[Dataset listings of figures]

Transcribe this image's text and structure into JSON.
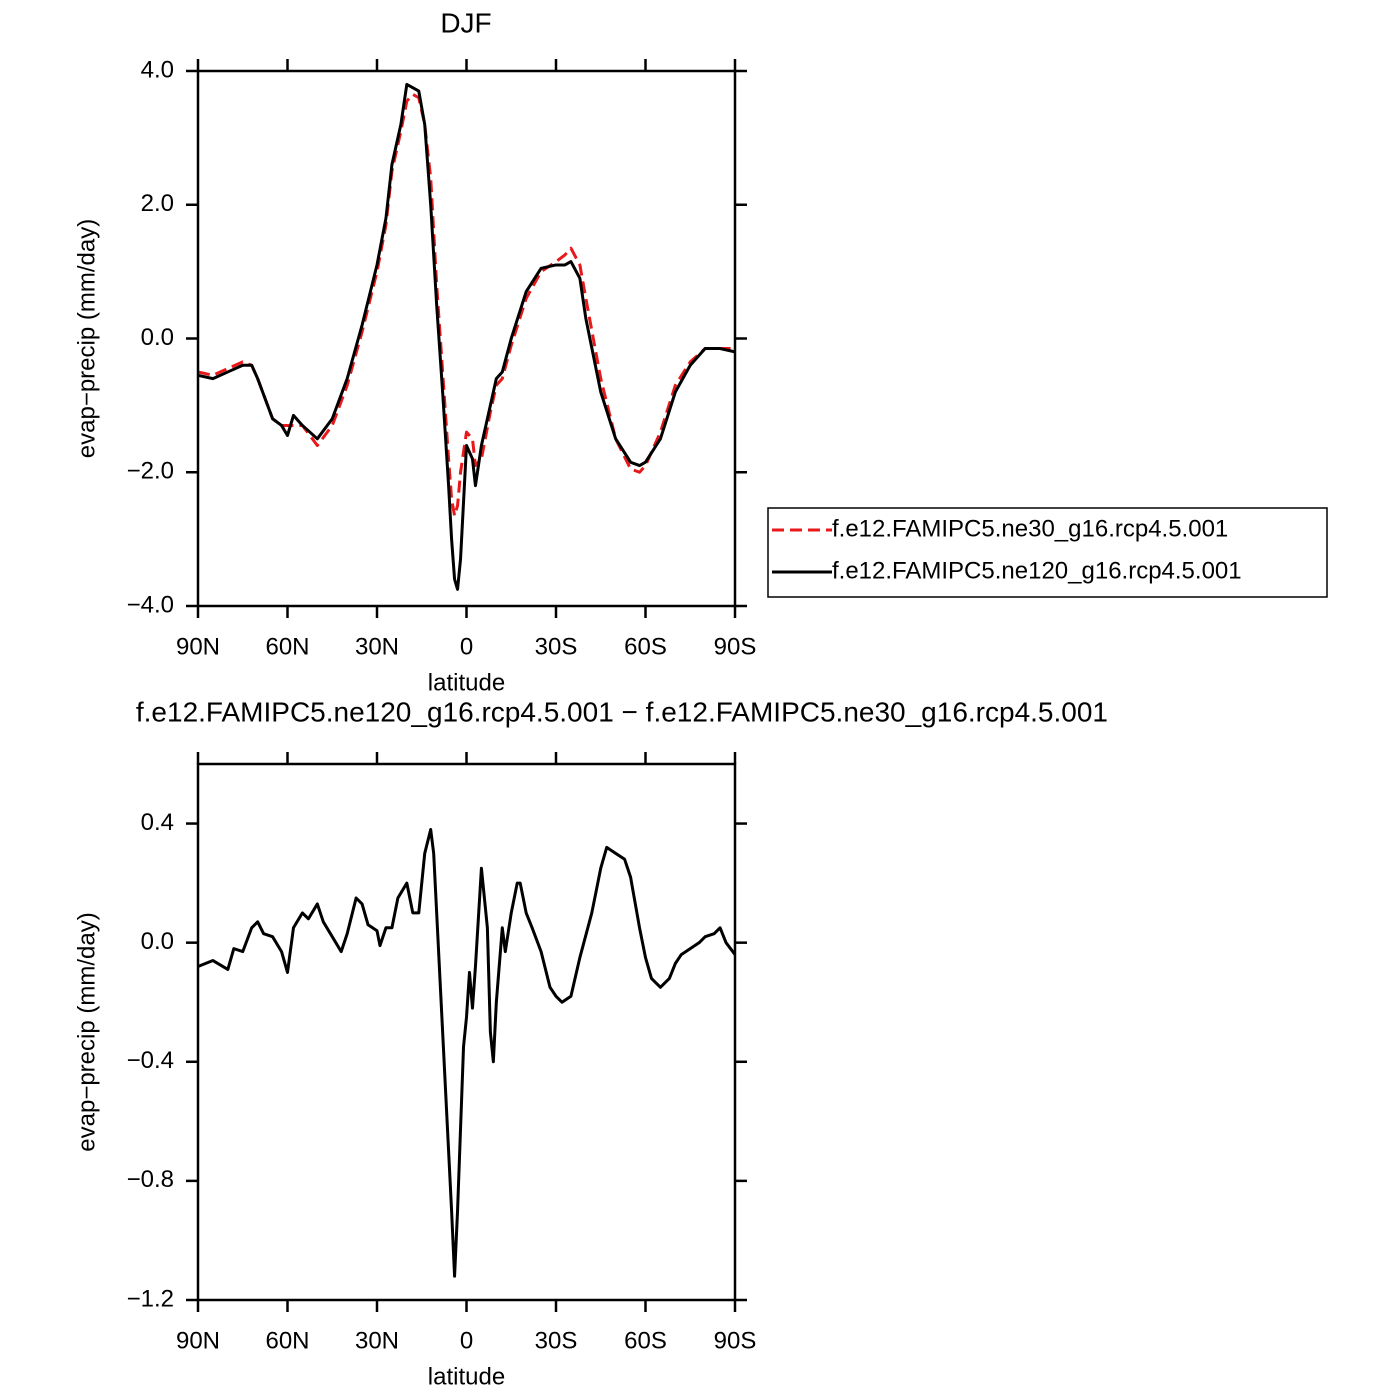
{
  "chart_data": [
    {
      "type": "line",
      "title": "DJF",
      "xlabel": "latitude",
      "ylabel": "evap−precip (mm/day)",
      "x": [
        90,
        85,
        80,
        75,
        72,
        70,
        65,
        62,
        60,
        58,
        55,
        50,
        45,
        40,
        35,
        30,
        27,
        25,
        22,
        20,
        18,
        16,
        14,
        12,
        10,
        8,
        6,
        5,
        4,
        3,
        2,
        0,
        -2,
        -3,
        -5,
        -8,
        -10,
        -12,
        -15,
        -20,
        -25,
        -30,
        -33,
        -35,
        -38,
        -40,
        -45,
        -50,
        -55,
        -58,
        -60,
        -65,
        -70,
        -75,
        -80,
        -85,
        -90
      ],
      "series": [
        {
          "name": "f.e12.FAMIPC5.ne30_g16.rcp4.5.001",
          "color": "#e8191b",
          "style": "dashed",
          "values": [
            -0.5,
            -0.55,
            -0.45,
            -0.35,
            -0.4,
            -0.6,
            -1.2,
            -1.3,
            -1.3,
            -1.3,
            -1.3,
            -1.6,
            -1.3,
            -0.7,
            0.1,
            1.0,
            1.7,
            2.5,
            3.1,
            3.55,
            3.65,
            3.6,
            3.2,
            2.4,
            0.8,
            -0.5,
            -1.8,
            -2.4,
            -2.65,
            -2.5,
            -2.0,
            -1.4,
            -1.5,
            -1.9,
            -1.8,
            -1.1,
            -0.7,
            -0.6,
            -0.1,
            0.6,
            1.0,
            1.15,
            1.25,
            1.35,
            1.1,
            0.6,
            -0.6,
            -1.5,
            -1.95,
            -2.0,
            -1.9,
            -1.4,
            -0.7,
            -0.35,
            -0.15,
            -0.15,
            -0.15
          ]
        },
        {
          "name": "f.e12.FAMIPC5.ne120_g16.rcp4.5.001",
          "color": "#000000",
          "style": "solid",
          "values": [
            -0.55,
            -0.6,
            -0.5,
            -0.4,
            -0.4,
            -0.6,
            -1.2,
            -1.3,
            -1.45,
            -1.15,
            -1.3,
            -1.5,
            -1.2,
            -0.6,
            0.2,
            1.1,
            1.8,
            2.6,
            3.2,
            3.8,
            3.75,
            3.7,
            3.2,
            2.0,
            0.5,
            -0.8,
            -2.2,
            -3.0,
            -3.6,
            -3.75,
            -3.3,
            -1.6,
            -1.8,
            -2.2,
            -1.6,
            -1.0,
            -0.6,
            -0.5,
            0.0,
            0.7,
            1.05,
            1.1,
            1.1,
            1.15,
            0.9,
            0.3,
            -0.8,
            -1.5,
            -1.85,
            -1.9,
            -1.85,
            -1.5,
            -0.8,
            -0.4,
            -0.15,
            -0.15,
            -0.2
          ]
        }
      ],
      "xlim": [
        90,
        -90
      ],
      "xticks": [
        {
          "value": 90,
          "label": "90N"
        },
        {
          "value": 60,
          "label": "60N"
        },
        {
          "value": 30,
          "label": "30N"
        },
        0,
        {
          "value": -30,
          "label": "30S"
        },
        {
          "value": -60,
          "label": "60S"
        },
        {
          "value": -90,
          "label": "90S"
        }
      ],
      "ylim": [
        -4,
        4
      ],
      "yticks": [
        {
          "value": -4,
          "label": "−4.0"
        },
        {
          "value": -2,
          "label": "−2.0"
        },
        {
          "value": 0,
          "label": "0.0"
        },
        {
          "value": 2,
          "label": "2.0"
        },
        {
          "value": 4,
          "label": "4.0"
        }
      ],
      "legend": "right"
    },
    {
      "type": "line",
      "title": "f.e12.FAMIPC5.ne120_g16.rcp4.5.001 − f.e12.FAMIPC5.ne30_g16.rcp4.5.001",
      "xlabel": "latitude",
      "ylabel": "evap−precip (mm/day)",
      "x": [
        90,
        85,
        80,
        78,
        75,
        72,
        70,
        68,
        65,
        62,
        60,
        58,
        55,
        53,
        50,
        48,
        45,
        42,
        40,
        37,
        35,
        33,
        30,
        29,
        27,
        25,
        23,
        20,
        18,
        16,
        14,
        12,
        11,
        10,
        8,
        6,
        5,
        4,
        3,
        1,
        0,
        -1,
        -2,
        -3,
        -5,
        -7,
        -8,
        -9,
        -10,
        -12,
        -13,
        -15,
        -17,
        -18,
        -20,
        -22,
        -25,
        -28,
        -30,
        -32,
        -35,
        -38,
        -42,
        -45,
        -47,
        -50,
        -53,
        -55,
        -58,
        -60,
        -62,
        -65,
        -68,
        -70,
        -72,
        -75,
        -78,
        -80,
        -83,
        -85,
        -87,
        -90
      ],
      "series": [
        {
          "color": "#000000",
          "style": "solid",
          "values": [
            -0.08,
            -0.06,
            -0.09,
            -0.02,
            -0.03,
            0.05,
            0.07,
            0.03,
            0.02,
            -0.03,
            -0.1,
            0.05,
            0.1,
            0.08,
            0.13,
            0.07,
            0.02,
            -0.03,
            0.03,
            0.15,
            0.13,
            0.06,
            0.04,
            -0.01,
            0.05,
            0.05,
            0.15,
            0.2,
            0.1,
            0.1,
            0.3,
            0.38,
            0.3,
            0.1,
            -0.3,
            -0.7,
            -0.9,
            -1.12,
            -0.9,
            -0.35,
            -0.25,
            -0.1,
            -0.22,
            -0.08,
            0.25,
            0.05,
            -0.3,
            -0.4,
            -0.2,
            0.05,
            -0.03,
            0.1,
            0.2,
            0.2,
            0.1,
            0.05,
            -0.03,
            -0.15,
            -0.18,
            -0.2,
            -0.18,
            -0.05,
            0.1,
            0.25,
            0.32,
            0.3,
            0.28,
            0.22,
            0.05,
            -0.05,
            -0.12,
            -0.15,
            -0.12,
            -0.07,
            -0.04,
            -0.02,
            0.0,
            0.02,
            0.03,
            0.05,
            0.0,
            -0.04
          ]
        }
      ],
      "xlim": [
        90,
        -90
      ],
      "xticks": [
        {
          "value": 90,
          "label": "90N"
        },
        {
          "value": 60,
          "label": "60N"
        },
        {
          "value": 30,
          "label": "30N"
        },
        0,
        {
          "value": -30,
          "label": "30S"
        },
        {
          "value": -60,
          "label": "60S"
        },
        {
          "value": -90,
          "label": "90S"
        }
      ],
      "ylim": [
        -1.2,
        0.6
      ],
      "yticks": [
        {
          "value": -1.2,
          "label": "−1.2"
        },
        {
          "value": -0.8,
          "label": "−0.8"
        },
        {
          "value": -0.4,
          "label": "−0.4"
        },
        {
          "value": 0,
          "label": "0.0"
        },
        {
          "value": 0.4,
          "label": "0.4"
        }
      ]
    }
  ]
}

**Given task**. Wherever the string "name" appears in the entries above, list that line.

**The output**.
          "name": "f.e12.FAMIPC5.ne30_g16.rcp4.5.001",
          "name": "f.e12.FAMIPC5.ne120_g16.rcp4.5.001",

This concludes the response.